→ What you are asked to do
Extract all data as written.
════════════════
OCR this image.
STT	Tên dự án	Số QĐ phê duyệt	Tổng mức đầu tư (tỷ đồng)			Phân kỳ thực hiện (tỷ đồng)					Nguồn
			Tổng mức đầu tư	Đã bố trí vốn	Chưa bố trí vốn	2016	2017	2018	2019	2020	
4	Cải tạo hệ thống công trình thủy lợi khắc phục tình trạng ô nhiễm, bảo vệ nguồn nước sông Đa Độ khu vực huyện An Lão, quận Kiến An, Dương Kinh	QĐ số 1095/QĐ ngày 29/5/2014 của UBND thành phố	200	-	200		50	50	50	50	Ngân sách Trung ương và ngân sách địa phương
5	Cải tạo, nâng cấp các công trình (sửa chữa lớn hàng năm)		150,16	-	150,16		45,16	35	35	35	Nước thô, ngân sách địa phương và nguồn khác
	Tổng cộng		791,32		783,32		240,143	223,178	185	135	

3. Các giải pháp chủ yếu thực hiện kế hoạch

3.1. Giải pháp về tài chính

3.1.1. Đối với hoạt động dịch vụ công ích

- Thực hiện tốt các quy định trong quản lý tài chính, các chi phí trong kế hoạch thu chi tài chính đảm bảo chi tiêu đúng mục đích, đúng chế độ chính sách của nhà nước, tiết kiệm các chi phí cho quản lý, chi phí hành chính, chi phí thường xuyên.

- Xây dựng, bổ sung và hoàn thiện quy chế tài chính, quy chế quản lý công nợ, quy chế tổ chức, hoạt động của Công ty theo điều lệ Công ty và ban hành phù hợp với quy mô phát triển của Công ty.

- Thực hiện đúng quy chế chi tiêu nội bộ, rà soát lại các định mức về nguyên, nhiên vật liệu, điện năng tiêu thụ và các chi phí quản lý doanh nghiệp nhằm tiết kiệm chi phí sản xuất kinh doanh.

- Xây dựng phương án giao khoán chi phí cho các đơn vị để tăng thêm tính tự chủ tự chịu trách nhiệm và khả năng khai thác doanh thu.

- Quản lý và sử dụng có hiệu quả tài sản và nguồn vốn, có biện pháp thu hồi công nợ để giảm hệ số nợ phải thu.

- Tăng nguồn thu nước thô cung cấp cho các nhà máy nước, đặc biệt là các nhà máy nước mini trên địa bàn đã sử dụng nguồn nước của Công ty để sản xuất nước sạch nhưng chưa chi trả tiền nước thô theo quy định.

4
════════════════
→ The completed task
OCR this image.
STT	Tên dự án	Số QĐ phê duyệt	Tổng mức đầu tư (tỷ đồng)			Phân kỳ thực hiện (tỷ đồng)					Nguồn
			Tổng mức đầu tư	Đã bố trí vốn	Chưa bố trí vốn	2016	2017	2018	2019	2020	
4	Cải tạo hệ thống công trình thủy lợi khắc phục tình trạng ô nhiễm, bảo vệ nguồn nước sông Đa Độ khu vực huyện An Lão, quận Kiến An, Dương Kinh	QĐ số 1095/QĐ ngày 29/5/2014 của UBND thành phố	200	-	200		50	50	50	50	Ngân sách Trung ương và ngân sách địa phương
5	Cải tạo, nâng cấp các công trình (sửa chữa lớn hàng năm)		150,16	-	150,16		45,16	35	35	35	Nước thô, ngân sách địa phương và nguồn khác
	Tổng cộng		791,32		783,32		240,143	223,178	185	135	

3. Các giải pháp chủ yếu thực hiện kế hoạch

3.1. Giải pháp về tài chính

3.1.1. Đối với hoạt động dịch vụ công ích

- Thực hiện tốt các quy định trong quản lý tài chính, các chi phí trong kế hoạch thu chi tài chính đảm bảo chi tiêu đúng mục đích, đúng chế độ chính sách của nhà nước, tiết kiệm các chi phí cho quản lý, chi phí hành chính, chi phí thường xuyên.

- Xây dựng, bổ sung và hoàn thiện quy chế tài chính, quy chế quản lý công nợ, quy chế tổ chức, hoạt động của Công ty theo điều lệ Công ty và ban hành phù hợp với quy mô phát triển của Công ty.

- Thực hiện đúng quy chế chi tiêu nội bộ, rà soát lại các định mức về nguyên, nhiên vật liệu, điện năng tiêu thụ và các chi phí quản lý doanh nghiệp nhằm tiết kiệm chi phí sản xuất kinh doanh.

- Xây dựng phương án giao khoán chi phí cho các đơn vị để tăng thêm tính tự chủ tự chịu trách nhiệm và khả năng khai thác doanh thu.

- Quản lý và sử dụng có hiệu quả tài sản và nguồn vốn, có biện pháp thu hồi công nợ để giảm hệ số nợ phải thu.

- Tăng nguồn thu nước thô cung cấp cho các nhà máy nước, đặc biệt là các nhà máy nước mini trên địa bàn đã sử dụng nguồn nước của Công ty để sản xuất nước sạch nhưng chưa chi trả tiền nước thô theo quy định.

4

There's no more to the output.